La condena indiscriminada de la violencia no está contribuyendo a entenderla mejor, y por lo mismo, no arroja luces acerca de las maneras justas y eficaces de prevenirla. Hay violencia que viene de las instituciones (violaciones graves y generalizadas a los derechos humanos) y otras en que incurren los ciudadanos, a veces con motivaciones directamente delictuales, otras bajo pretexto de ser formas de defensa y resistencia frente a opresiones anteriores. Meter todo al mismo saco no permite gobernar mejor el fenómeno. En el breve espacio que permiten estas líneas, y nada más que con el propósito de invitar a una conversación serena y constructiva sobre un tema controversial, sugiero tomar un ejemplo contemporáneo muy inspirador, aunque exigente y difícil de seguir a cabalidad.

--------------------------------

[Instrucciones de trabajo]
**a.** Traduce al inglés esta oración del pasaje sobre la violencia: "Meter todo al mismo saco no permite gobernar mejor el fenómeno."
**b.** En el pasaje sobre la violencia, reescribe el fragmento que empieza en "La condena indiscriminada" y termina en "seguir a cabalidad.", sustituyendo "violencia" por "agresión".
**c.** Según el pasaje sobre la violencia, ¿de quiénes proviene la violencia?

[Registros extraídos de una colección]
--------------------------------

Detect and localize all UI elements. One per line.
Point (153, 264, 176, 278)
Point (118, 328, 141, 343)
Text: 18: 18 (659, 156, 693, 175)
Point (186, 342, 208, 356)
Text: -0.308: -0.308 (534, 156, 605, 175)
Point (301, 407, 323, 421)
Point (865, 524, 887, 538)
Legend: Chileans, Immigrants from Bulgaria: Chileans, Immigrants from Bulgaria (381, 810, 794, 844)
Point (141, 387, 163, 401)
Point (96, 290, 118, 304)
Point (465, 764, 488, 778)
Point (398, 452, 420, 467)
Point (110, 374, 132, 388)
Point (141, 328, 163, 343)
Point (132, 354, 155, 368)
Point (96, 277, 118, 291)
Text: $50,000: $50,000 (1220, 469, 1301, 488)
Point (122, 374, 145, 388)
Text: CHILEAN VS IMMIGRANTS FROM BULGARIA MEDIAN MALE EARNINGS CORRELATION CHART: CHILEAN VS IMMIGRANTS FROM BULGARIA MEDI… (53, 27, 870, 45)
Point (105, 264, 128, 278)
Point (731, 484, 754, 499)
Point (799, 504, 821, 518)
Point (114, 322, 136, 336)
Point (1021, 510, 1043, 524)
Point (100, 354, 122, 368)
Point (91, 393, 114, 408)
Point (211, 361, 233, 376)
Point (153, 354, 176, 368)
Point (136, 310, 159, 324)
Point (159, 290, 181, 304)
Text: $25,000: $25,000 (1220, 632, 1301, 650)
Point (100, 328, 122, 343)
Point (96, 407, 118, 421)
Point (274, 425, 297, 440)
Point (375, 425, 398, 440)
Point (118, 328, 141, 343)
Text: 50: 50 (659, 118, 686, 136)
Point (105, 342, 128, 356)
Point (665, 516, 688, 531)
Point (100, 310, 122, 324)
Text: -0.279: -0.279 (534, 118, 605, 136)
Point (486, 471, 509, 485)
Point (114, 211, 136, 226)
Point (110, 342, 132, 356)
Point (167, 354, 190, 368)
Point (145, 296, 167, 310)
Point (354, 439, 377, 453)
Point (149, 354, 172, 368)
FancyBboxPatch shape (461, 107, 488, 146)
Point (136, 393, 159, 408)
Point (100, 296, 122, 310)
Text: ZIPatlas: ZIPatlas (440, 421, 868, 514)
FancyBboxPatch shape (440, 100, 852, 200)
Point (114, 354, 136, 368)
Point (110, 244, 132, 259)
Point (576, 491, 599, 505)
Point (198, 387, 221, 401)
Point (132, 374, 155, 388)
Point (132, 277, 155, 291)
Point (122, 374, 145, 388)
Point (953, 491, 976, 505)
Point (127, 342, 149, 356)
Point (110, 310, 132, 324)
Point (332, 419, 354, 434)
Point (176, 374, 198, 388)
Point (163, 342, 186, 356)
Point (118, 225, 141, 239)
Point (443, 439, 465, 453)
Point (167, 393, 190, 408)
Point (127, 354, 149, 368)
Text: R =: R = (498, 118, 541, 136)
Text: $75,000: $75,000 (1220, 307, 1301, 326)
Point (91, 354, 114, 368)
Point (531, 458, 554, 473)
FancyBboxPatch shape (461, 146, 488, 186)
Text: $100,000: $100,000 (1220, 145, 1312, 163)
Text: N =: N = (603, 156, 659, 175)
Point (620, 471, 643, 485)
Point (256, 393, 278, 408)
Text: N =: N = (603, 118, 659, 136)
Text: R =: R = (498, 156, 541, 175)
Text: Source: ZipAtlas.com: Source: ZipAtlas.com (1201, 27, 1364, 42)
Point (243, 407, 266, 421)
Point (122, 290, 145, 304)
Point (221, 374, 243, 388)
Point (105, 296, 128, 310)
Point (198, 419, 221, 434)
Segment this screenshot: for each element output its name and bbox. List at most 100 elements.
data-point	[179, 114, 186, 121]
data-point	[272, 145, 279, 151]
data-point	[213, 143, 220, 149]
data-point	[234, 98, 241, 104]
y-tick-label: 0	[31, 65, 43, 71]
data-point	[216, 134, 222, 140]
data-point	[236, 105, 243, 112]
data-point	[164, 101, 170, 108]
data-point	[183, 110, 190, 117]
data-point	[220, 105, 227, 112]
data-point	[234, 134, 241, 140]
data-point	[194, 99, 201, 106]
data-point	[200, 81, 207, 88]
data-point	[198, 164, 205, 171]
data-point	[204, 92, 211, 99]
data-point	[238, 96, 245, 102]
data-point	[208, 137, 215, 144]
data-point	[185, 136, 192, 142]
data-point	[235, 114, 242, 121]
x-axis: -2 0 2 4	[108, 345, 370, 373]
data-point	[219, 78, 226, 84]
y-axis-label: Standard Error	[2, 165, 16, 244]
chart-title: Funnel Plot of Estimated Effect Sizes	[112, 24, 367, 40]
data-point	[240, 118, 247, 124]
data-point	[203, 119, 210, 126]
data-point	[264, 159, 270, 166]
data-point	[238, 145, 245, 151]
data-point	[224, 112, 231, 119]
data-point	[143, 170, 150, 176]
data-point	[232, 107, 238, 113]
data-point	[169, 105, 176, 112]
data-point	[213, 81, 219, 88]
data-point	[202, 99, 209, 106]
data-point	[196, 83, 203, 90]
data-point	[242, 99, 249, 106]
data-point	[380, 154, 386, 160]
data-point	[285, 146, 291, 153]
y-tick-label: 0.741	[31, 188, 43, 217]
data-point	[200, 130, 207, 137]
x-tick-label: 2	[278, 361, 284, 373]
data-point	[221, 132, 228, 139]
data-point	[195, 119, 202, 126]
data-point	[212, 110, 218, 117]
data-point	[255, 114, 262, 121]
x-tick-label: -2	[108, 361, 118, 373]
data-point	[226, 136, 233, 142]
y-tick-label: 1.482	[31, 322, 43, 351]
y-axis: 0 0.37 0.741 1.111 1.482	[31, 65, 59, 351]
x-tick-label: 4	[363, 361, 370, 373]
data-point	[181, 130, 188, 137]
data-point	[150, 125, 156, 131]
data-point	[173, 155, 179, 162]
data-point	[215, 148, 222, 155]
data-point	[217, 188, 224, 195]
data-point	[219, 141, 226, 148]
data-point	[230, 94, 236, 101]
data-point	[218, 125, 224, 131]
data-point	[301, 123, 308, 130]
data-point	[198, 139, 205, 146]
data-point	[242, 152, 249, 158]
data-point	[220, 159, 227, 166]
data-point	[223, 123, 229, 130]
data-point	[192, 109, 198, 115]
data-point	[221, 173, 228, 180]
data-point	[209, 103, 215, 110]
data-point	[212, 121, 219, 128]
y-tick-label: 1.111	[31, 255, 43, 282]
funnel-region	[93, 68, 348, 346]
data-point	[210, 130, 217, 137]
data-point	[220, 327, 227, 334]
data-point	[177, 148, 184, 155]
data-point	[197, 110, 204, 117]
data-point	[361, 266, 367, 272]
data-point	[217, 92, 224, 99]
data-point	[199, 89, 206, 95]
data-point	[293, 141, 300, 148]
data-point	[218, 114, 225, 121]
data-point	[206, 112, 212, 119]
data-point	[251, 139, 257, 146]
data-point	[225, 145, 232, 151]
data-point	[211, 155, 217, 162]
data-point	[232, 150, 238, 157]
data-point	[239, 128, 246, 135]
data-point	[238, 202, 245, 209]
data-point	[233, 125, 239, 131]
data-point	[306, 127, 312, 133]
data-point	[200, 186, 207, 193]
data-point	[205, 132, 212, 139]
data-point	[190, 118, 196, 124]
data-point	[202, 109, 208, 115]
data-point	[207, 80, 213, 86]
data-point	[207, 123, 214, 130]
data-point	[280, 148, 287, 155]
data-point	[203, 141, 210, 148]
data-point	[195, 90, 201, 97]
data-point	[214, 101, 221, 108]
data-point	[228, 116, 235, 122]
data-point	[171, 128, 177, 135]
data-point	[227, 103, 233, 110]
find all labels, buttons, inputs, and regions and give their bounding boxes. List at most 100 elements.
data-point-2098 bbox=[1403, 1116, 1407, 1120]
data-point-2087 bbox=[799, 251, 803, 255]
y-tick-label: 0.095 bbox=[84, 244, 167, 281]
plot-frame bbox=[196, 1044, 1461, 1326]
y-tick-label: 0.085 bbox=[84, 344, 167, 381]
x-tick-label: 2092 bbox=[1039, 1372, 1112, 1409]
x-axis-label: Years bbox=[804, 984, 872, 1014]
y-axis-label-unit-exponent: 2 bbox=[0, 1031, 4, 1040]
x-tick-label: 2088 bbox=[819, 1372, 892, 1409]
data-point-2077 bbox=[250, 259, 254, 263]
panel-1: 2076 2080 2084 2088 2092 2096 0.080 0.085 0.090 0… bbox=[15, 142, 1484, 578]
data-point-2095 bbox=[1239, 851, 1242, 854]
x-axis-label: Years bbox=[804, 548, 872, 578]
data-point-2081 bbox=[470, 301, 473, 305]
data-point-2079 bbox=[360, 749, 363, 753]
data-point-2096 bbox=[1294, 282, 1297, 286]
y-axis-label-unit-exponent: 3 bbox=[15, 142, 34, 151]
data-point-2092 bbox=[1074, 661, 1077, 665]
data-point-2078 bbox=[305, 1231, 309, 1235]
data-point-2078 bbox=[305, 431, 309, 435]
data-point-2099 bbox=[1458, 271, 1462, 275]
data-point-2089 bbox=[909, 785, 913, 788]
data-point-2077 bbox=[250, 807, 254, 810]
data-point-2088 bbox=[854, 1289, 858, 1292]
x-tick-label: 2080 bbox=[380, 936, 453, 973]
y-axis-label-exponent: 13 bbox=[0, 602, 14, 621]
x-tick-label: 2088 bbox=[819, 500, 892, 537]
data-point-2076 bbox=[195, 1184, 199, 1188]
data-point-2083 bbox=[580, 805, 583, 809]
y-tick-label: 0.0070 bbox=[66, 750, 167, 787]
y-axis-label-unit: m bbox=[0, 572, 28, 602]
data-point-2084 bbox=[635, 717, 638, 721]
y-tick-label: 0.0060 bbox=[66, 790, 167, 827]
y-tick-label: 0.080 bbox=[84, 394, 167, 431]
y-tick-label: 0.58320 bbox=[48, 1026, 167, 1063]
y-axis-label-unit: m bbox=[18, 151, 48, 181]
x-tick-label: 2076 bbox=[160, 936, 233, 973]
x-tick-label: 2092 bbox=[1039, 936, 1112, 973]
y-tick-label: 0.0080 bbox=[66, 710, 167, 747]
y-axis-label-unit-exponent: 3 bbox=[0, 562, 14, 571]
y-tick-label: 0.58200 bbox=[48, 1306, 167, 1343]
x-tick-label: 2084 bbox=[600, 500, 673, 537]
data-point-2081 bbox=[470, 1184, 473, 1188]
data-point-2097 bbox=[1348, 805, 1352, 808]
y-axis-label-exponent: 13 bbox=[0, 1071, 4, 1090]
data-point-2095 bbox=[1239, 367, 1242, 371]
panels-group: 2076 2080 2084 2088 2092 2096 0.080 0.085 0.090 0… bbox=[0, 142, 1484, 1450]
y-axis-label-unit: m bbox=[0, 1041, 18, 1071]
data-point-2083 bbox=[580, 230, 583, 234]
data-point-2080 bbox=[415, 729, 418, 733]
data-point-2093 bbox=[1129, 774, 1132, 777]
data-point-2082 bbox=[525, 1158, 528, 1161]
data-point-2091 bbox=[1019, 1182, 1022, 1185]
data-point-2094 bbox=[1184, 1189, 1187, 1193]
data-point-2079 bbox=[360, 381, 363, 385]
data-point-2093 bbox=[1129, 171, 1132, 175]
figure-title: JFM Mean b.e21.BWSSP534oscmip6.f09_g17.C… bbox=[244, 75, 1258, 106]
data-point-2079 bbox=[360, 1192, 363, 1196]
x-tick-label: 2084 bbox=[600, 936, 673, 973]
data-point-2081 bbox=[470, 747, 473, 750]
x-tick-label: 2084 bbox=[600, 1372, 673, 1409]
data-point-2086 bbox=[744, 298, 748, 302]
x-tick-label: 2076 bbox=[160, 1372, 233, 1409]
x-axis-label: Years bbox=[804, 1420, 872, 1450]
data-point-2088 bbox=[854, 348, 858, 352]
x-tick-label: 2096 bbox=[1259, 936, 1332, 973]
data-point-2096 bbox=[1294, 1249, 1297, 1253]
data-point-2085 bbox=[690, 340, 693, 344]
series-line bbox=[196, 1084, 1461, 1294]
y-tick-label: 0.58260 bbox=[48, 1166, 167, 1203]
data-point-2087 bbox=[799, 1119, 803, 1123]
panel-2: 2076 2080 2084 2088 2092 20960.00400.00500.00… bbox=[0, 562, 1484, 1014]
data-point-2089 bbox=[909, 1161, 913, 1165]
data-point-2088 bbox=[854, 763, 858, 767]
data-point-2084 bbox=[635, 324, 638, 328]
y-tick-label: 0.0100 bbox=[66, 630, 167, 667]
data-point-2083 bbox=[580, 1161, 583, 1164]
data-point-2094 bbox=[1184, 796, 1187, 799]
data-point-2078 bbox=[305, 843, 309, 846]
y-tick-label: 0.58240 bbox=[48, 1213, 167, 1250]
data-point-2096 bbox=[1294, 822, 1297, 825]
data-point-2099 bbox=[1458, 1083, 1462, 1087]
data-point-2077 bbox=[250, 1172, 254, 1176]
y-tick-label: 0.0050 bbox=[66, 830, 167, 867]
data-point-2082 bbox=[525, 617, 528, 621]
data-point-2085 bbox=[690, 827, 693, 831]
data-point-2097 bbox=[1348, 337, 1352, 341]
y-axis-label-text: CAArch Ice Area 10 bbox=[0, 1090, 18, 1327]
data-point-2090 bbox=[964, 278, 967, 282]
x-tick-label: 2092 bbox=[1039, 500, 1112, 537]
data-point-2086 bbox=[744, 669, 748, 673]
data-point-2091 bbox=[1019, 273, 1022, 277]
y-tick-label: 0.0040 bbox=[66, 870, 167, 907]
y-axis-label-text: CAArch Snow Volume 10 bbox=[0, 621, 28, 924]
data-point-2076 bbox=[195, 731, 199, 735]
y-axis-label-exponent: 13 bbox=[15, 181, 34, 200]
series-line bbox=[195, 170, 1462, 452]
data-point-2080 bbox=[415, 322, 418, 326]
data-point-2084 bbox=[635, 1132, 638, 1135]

--------------------------------

[Respuestas del ejercicio]
**a.** Lumping everything together does not make it possible to govern the phenomenon any better.

**b.**
La condena indiscriminada de la agresión no está contribuyendo a entenderla mejor, y por lo mismo, no arroja luces acerca de las maneras justas y eficaces de prevenirla. Hay agresión que viene de las instituciones (violaciones graves y generalizadas a los derechos humanos) y otras en que incurren los ciudadanos, a veces con motivaciones directamente delictuales, otras bajo pretexto de ser formas de defensa y resistencia frente a opresiones anteriores. Meter todo al mismo saco no permite gobernar mejor el fenómeno. En el breve espacio que permiten estas líneas, y nada más que con el propósito de invitar a una conversación serena y constructiva sobre un tema controversial, sugiero tomar un ejemplo contemporáneo muy inspirador, aunque exigente y difícil de seguir a cabalidad.

**c.** De las instituciones y de los ciudadanos.